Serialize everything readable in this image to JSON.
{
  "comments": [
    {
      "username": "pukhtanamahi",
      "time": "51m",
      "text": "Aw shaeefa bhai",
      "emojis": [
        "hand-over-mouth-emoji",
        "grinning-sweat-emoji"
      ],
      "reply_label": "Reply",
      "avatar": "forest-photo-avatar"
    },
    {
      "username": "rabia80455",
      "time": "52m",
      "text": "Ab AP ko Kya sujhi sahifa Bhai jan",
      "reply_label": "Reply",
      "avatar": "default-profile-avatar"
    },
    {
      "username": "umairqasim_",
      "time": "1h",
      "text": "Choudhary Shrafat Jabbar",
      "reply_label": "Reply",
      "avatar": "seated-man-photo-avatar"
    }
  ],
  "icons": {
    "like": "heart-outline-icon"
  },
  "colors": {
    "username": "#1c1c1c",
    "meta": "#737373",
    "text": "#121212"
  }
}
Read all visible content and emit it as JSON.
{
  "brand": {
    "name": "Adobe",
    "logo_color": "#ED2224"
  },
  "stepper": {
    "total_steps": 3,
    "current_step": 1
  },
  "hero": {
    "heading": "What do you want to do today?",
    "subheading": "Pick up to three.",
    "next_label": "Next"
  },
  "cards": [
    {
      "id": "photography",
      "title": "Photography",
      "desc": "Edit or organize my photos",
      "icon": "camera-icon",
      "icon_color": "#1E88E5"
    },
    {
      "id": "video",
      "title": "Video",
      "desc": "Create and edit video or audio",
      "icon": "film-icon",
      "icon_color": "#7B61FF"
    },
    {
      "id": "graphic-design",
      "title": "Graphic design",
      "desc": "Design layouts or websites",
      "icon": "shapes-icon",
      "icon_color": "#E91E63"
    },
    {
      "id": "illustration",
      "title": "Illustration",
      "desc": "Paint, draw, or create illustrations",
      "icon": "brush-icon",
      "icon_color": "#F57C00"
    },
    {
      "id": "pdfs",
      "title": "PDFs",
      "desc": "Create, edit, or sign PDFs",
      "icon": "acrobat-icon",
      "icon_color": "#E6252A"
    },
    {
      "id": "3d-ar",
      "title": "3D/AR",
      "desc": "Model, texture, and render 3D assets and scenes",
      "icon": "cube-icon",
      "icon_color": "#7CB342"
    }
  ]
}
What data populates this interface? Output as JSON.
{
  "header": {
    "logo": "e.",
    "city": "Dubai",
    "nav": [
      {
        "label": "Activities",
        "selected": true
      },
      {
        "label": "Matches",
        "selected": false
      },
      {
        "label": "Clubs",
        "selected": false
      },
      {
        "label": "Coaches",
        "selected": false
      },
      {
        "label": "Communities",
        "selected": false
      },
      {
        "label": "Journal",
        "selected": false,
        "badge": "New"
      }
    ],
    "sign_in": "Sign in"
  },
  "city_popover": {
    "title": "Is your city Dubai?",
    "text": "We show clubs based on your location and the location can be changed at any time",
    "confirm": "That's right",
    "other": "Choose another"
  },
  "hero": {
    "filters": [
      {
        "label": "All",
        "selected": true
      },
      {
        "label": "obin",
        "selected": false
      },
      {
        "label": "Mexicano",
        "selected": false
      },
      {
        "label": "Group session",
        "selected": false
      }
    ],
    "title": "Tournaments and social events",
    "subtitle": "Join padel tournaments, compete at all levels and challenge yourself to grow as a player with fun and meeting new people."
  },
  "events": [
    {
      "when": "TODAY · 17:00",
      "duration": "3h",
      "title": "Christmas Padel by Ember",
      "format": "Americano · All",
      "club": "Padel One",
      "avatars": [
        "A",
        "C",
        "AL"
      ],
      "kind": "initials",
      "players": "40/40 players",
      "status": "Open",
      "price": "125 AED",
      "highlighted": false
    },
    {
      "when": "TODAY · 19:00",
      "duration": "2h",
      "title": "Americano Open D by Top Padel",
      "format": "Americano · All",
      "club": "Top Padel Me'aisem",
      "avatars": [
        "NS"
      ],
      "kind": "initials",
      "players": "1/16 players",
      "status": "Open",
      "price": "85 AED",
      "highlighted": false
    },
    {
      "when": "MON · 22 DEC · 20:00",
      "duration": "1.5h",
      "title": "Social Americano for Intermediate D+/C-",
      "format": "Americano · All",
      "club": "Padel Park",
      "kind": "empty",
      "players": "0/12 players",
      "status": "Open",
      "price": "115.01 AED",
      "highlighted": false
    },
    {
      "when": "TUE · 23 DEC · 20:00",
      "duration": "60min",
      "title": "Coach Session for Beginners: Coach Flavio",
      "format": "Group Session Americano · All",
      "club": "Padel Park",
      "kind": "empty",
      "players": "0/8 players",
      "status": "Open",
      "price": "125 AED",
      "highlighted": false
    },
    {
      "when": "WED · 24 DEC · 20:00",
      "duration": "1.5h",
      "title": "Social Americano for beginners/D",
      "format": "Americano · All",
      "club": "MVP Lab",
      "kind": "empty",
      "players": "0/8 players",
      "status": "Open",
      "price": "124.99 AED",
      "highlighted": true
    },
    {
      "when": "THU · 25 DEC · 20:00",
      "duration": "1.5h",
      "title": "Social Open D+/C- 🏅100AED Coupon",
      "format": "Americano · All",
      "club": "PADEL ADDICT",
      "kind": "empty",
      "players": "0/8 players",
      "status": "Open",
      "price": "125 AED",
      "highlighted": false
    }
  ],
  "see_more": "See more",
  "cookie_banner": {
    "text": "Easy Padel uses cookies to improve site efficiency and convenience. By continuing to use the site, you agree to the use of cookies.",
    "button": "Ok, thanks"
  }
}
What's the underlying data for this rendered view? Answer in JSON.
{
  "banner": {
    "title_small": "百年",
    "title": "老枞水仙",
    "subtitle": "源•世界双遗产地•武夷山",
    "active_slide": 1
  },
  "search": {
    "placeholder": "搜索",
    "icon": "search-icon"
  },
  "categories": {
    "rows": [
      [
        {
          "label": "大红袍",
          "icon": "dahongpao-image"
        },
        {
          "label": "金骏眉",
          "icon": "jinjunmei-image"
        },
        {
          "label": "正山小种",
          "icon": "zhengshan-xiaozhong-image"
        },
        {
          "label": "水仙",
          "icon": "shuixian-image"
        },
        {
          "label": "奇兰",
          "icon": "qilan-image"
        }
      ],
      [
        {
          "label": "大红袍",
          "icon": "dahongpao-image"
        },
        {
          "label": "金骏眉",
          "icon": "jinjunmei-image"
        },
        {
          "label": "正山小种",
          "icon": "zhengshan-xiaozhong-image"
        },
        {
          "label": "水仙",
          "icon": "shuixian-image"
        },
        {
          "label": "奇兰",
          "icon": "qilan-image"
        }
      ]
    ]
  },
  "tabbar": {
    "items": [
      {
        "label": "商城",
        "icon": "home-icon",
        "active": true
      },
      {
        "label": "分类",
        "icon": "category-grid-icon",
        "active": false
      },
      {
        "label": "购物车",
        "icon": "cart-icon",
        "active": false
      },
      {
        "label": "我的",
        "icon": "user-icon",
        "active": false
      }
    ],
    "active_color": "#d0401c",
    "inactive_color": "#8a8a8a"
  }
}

______________________________

▸ Written task
Each record above must be given again exactly.

▸ Task answer
Serialize everything readable in this image to JSON.
{
  "comments": [
    {
      "username": "pukhtanamahi",
      "time": "51m",
      "text": "Aw shaeefa bhai",
      "emojis": [
        "hand-over-mouth-emoji",
        "grinning-sweat-emoji"
      ],
      "reply_label": "Reply",
      "avatar": "forest-photo-avatar"
    },
    {
      "username": "rabia80455",
      "time": "52m",
      "text": "Ab AP ko Kya sujhi sahifa Bhai jan",
      "reply_label": "Reply",
      "avatar": "default-profile-avatar"
    },
    {
      "username": "umairqasim_",
      "time": "1h",
      "text": "Choudhary Shrafat Jabbar",
      "reply_label": "Reply",
      "avatar": "seated-man-photo-avatar"
    }
  ],
  "icons": {
    "like": "heart-outline-icon"
  },
  "colors": {
    "username": "#1c1c1c",
    "meta": "#737373",
    "text": "#121212"
  }
}
Read all visible content and emit it as JSON.
{
  "brand": {
    "name": "Adobe",
    "logo_color": "#ED2224"
  },
  "stepper": {
    "total_steps": 3,
    "current_step": 1
  },
  "hero": {
    "heading": "What do you want to do today?",
    "subheading": "Pick up to three.",
    "next_label": "Next"
  },
  "cards": [
    {
      "id": "photography",
      "title": "Photography",
      "desc": "Edit or organize my photos",
      "icon": "camera-icon",
      "icon_color": "#1E88E5"
    },
    {
      "id": "video",
      "title": "Video",
      "desc": "Create and edit video or audio",
      "icon": "film-icon",
      "icon_color": "#7B61FF"
    },
    {
      "id": "graphic-design",
      "title": "Graphic design",
      "desc": "Design layouts or websites",
      "icon": "shapes-icon",
      "icon_color": "#E91E63"
    },
    {
      "id": "illustration",
      "title": "Illustration",
      "desc": "Paint, draw, or create illustrations",
      "icon": "brush-icon",
      "icon_color": "#F57C00"
    },
    {
      "id": "pdfs",
      "title": "PDFs",
      "desc": "Create, edit, or sign PDFs",
      "icon": "acrobat-icon",
      "icon_color": "#E6252A"
    },
    {
      "id": "3d-ar",
      "title": "3D/AR",
      "desc": "Model, texture, and render 3D assets and scenes",
      "icon": "cube-icon",
      "icon_color": "#7CB342"
    }
  ]
}
What data populates this interface? Output as JSON.
{
  "header": {
    "logo": "e.",
    "city": "Dubai",
    "nav": [
      {
        "label": "Activities",
        "selected": true
      },
      {
        "label": "Matches",
        "selected": false
      },
      {
        "label": "Clubs",
        "selected": false
      },
      {
        "label": "Coaches",
        "selected": false
      },
      {
        "label": "Communities",
        "selected": false
      },
      {
        "label": "Journal",
        "selected": false,
        "badge": "New"
      }
    ],
    "sign_in": "Sign in"
  },
  "city_popover": {
    "title": "Is your city Dubai?",
    "text": "We show clubs based on your location and the location can be changed at any time",
    "confirm": "That's right",
    "other": "Choose another"
  },
  "hero": {
    "filters": [
      {
        "label": "All",
        "selected": true
      },
      {
        "label": "obin",
        "selected": false
      },
      {
        "label": "Mexicano",
        "selected": false
      },
      {
        "label": "Group session",
        "selected": false
      }
    ],
    "title": "Tournaments and social events",
    "subtitle": "Join padel tournaments, compete at all levels and challenge yourself to grow as a player with fun and meeting new people."
  },
  "events": [
    {
      "when": "TODAY · 17:00",
      "duration": "3h",
      "title": "Christmas Padel by Ember",
      "format": "Americano · All",
      "club": "Padel One",
      "avatars": [
        "A",
        "C",
        "AL"
      ],
      "kind": "initials",
      "players": "40/40 players",
      "status": "Open",
      "price": "125 AED",
      "highlighted": false
    },
    {
      "when": "TODAY · 19:00",
      "duration": "2h",
      "title": "Americano Open D by Top Padel",
      "format": "Americano · All",
      "club": "Top Padel Me'aisem",
      "avatars": [
        "NS"
      ],
      "kind": "initials",
      "players": "1/16 players",
      "status": "Open",
      "price": "85 AED",
      "highlighted": false
    },
    {
      "when": "MON · 22 DEC · 20:00",
      "duration": "1.5h",
      "title": "Social Americano for Intermediate D+/C-",
      "format": "Americano · All",
      "club": "Padel Park",
      "kind": "empty",
      "players": "0/12 players",
      "status": "Open",
      "price": "115.01 AED",
      "highlighted": false
    },
    {
      "when": "TUE · 23 DEC · 20:00",
      "duration": "60min",
      "title": "Coach Session for Beginners: Coach Flavio",
      "format": "Group Session Americano · All",
      "club": "Padel Park",
      "kind": "empty",
      "players": "0/8 players",
      "status": "Open",
      "price": "125 AED",
      "highlighted": false
    },
    {
      "when": "WED · 24 DEC · 20:00",
      "duration": "1.5h",
      "title": "Social Americano for beginners/D",
      "format": "Americano · All",
      "club": "MVP Lab",
      "kind": "empty",
      "players": "0/8 players",
      "status": "Open",
      "price": "124.99 AED",
      "highlighted": true
    },
    {
      "when": "THU · 25 DEC · 20:00",
      "duration": "1.5h",
      "title": "Social Open D+/C- 🏅100AED Coupon",
      "format": "Americano · All",
      "club": "PADEL ADDICT",
      "kind": "empty",
      "players": "0/8 players",
      "status": "Open",
      "price": "125 AED",
      "highlighted": false
    }
  ],
  "see_more": "See more",
  "cookie_banner": {
    "text": "Easy Padel uses cookies to improve site efficiency and convenience. By continuing to use the site, you agree to the use of cookies.",
    "button": "Ok, thanks"
  }
}
What's the underlying data for this rendered view? Answer in JSON.
{
  "banner": {
    "title_small": "百年",
    "title": "老枞水仙",
    "subtitle": "源•世界双遗产地•武夷山",
    "active_slide": 1
  },
  "search": {
    "placeholder": "搜索",
    "icon": "search-icon"
  },
  "categories": {
    "rows": [
      [
        {
          "label": "大红袍",
          "icon": "dahongpao-image"
        },
        {
          "label": "金骏眉",
          "icon": "jinjunmei-image"
        },
        {
          "label": "正山小种",
          "icon": "zhengshan-xiaozhong-image"
        },
        {
          "label": "水仙",
          "icon": "shuixian-image"
        },
        {
          "label": "奇兰",
          "icon": "qilan-image"
        }
      ],
      [
        {
          "label": "大红袍",
          "icon": "dahongpao-image"
        },
        {
          "label": "金骏眉",
          "icon": "jinjunmei-image"
        },
        {
          "label": "正山小种",
          "icon": "zhengshan-xiaozhong-image"
        },
        {
          "label": "水仙",
          "icon": "shuixian-image"
        },
        {
          "label": "奇兰",
          "icon": "qilan-image"
        }
      ]
    ]
  },
  "tabbar": {
    "items": [
      {
        "label": "商城",
        "icon": "home-icon",
        "active": true
      },
      {
        "label": "分类",
        "icon": "category-grid-icon",
        "active": false
      },
      {
        "label": "购物车",
        "icon": "cart-icon",
        "active": false
      },
      {
        "label": "我的",
        "icon": "user-icon",
        "active": false
      }
    ],
    "active_color": "#d0401c",
    "inactive_color": "#8a8a8a"
  }
}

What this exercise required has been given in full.